# [Short problem]
Return all the data, word for word.
------------------------
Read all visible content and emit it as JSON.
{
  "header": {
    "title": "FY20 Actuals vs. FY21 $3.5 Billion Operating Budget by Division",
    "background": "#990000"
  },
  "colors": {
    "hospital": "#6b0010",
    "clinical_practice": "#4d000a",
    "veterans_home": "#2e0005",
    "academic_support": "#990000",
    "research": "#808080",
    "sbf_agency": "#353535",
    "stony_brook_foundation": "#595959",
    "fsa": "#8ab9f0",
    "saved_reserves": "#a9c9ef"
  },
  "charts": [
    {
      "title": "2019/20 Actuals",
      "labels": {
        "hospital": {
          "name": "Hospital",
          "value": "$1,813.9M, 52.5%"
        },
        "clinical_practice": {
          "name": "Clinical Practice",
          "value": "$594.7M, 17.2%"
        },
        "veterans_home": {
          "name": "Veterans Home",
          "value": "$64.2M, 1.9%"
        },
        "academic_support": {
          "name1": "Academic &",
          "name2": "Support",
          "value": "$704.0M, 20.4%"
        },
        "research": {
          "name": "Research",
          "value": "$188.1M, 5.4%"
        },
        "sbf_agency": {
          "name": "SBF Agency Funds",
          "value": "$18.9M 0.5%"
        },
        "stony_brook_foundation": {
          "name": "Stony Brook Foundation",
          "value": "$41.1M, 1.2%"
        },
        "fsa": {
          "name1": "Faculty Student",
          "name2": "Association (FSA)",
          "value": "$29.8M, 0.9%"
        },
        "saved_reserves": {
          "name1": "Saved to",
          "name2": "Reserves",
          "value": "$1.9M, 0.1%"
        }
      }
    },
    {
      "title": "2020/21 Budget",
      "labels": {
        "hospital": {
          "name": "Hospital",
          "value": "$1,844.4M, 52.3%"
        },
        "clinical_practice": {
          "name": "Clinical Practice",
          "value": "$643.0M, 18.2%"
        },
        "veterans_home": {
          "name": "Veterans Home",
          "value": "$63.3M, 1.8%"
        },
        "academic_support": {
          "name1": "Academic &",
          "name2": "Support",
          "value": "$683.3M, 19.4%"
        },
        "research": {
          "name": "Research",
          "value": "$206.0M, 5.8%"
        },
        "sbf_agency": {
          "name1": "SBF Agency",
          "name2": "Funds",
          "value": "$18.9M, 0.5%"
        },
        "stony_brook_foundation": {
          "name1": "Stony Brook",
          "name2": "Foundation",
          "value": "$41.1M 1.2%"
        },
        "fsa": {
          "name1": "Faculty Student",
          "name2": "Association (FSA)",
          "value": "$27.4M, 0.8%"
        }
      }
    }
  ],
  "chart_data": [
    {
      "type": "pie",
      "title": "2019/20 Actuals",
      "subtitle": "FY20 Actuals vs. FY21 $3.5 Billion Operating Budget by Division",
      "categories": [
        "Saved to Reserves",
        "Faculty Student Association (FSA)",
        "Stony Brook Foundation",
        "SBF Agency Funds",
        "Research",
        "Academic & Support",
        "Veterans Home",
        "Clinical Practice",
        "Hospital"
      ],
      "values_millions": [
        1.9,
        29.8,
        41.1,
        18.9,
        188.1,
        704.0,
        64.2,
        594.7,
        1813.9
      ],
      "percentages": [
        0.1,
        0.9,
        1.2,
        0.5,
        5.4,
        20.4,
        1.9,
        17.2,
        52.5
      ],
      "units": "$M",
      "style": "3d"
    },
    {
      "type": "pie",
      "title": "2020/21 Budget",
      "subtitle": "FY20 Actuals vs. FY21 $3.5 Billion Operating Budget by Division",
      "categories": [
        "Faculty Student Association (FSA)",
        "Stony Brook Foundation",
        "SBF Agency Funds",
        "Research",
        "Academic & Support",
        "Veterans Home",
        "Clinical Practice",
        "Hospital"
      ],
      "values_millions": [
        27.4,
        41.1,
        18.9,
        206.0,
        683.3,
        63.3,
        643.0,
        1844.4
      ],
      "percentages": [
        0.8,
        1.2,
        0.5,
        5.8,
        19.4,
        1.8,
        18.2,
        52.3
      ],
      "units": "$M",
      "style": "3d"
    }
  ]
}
------------------------
# [Output of the exercise]
Read all visible content and emit it as JSON.
{
  "header": {
    "title": "FY20 Actuals vs. FY21 $3.5 Billion Operating Budget by Division",
    "background": "#990000"
  },
  "colors": {
    "hospital": "#6b0010",
    "clinical_practice": "#4d000a",
    "veterans_home": "#2e0005",
    "academic_support": "#990000",
    "research": "#808080",
    "sbf_agency": "#353535",
    "stony_brook_foundation": "#595959",
    "fsa": "#8ab9f0",
    "saved_reserves": "#a9c9ef"
  },
  "charts": [
    {
      "title": "2019/20 Actuals",
      "labels": {
        "hospital": {
          "name": "Hospital",
          "value": "$1,813.9M, 52.5%"
        },
        "clinical_practice": {
          "name": "Clinical Practice",
          "value": "$594.7M, 17.2%"
        },
        "veterans_home": {
          "name": "Veterans Home",
          "value": "$64.2M, 1.9%"
        },
        "academic_support": {
          "name1": "Academic &",
          "name2": "Support",
          "value": "$704.0M, 20.4%"
        },
        "research": {
          "name": "Research",
          "value": "$188.1M, 5.4%"
        },
        "sbf_agency": {
          "name": "SBF Agency Funds",
          "value": "$18.9M 0.5%"
        },
        "stony_brook_foundation": {
          "name": "Stony Brook Foundation",
          "value": "$41.1M, 1.2%"
        },
        "fsa": {
          "name1": "Faculty Student",
          "name2": "Association (FSA)",
          "value": "$29.8M, 0.9%"
        },
        "saved_reserves": {
          "name1": "Saved to",
          "name2": "Reserves",
          "value": "$1.9M, 0.1%"
        }
      }
    },
    {
      "title": "2020/21 Budget",
      "labels": {
        "hospital": {
          "name": "Hospital",
          "value": "$1,844.4M, 52.3%"
        },
        "clinical_practice": {
          "name": "Clinical Practice",
          "value": "$643.0M, 18.2%"
        },
        "veterans_home": {
          "name": "Veterans Home",
          "value": "$63.3M, 1.8%"
        },
        "academic_support": {
          "name1": "Academic &",
          "name2": "Support",
          "value": "$683.3M, 19.4%"
        },
        "research": {
          "name": "Research",
          "value": "$206.0M, 5.8%"
        },
        "sbf_agency": {
          "name1": "SBF Agency",
          "name2": "Funds",
          "value": "$18.9M, 0.5%"
        },
        "stony_brook_foundation": {
          "name1": "Stony Brook",
          "name2": "Foundation",
          "value": "$41.1M 1.2%"
        },
        "fsa": {
          "name1": "Faculty Student",
          "name2": "Association (FSA)",
          "value": "$27.4M, 0.8%"
        }
      }
    }
  ],
  "chart_data": [
    {
      "type": "pie",
      "title": "2019/20 Actuals",
      "subtitle": "FY20 Actuals vs. FY21 $3.5 Billion Operating Budget by Division",
      "categories": [
        "Saved to Reserves",
        "Faculty Student Association (FSA)",
        "Stony Brook Foundation",
        "SBF Agency Funds",
        "Research",
        "Academic & Support",
        "Veterans Home",
        "Clinical Practice",
        "Hospital"
      ],
      "values_millions": [
        1.9,
        29.8,
        41.1,
        18.9,
        188.1,
        704.0,
        64.2,
        594.7,
        1813.9
      ],
      "percentages": [
        0.1,
        0.9,
        1.2,
        0.5,
        5.4,
        20.4,
        1.9,
        17.2,
        52.5
      ],
      "units": "$M",
      "style": "3d"
    },
    {
      "type": "pie",
      "title": "2020/21 Budget",
      "subtitle": "FY20 Actuals vs. FY21 $3.5 Billion Operating Budget by Division",
      "categories": [
        "Faculty Student Association (FSA)",
        "Stony Brook Foundation",
        "SBF Agency Funds",
        "Research",
        "Academic & Support",
        "Veterans Home",
        "Clinical Practice",
        "Hospital"
      ],
      "values_millions": [
        27.4,
        41.1,
        18.9,
        206.0,
        683.3,
        63.3,
        643.0,
        1844.4
      ],
      "percentages": [
        0.8,
        1.2,
        0.5,
        5.8,
        19.4,
        1.8,
        18.2,
        52.3
      ],
      "units": "$M",
      "style": "3d"
    }
  ]
}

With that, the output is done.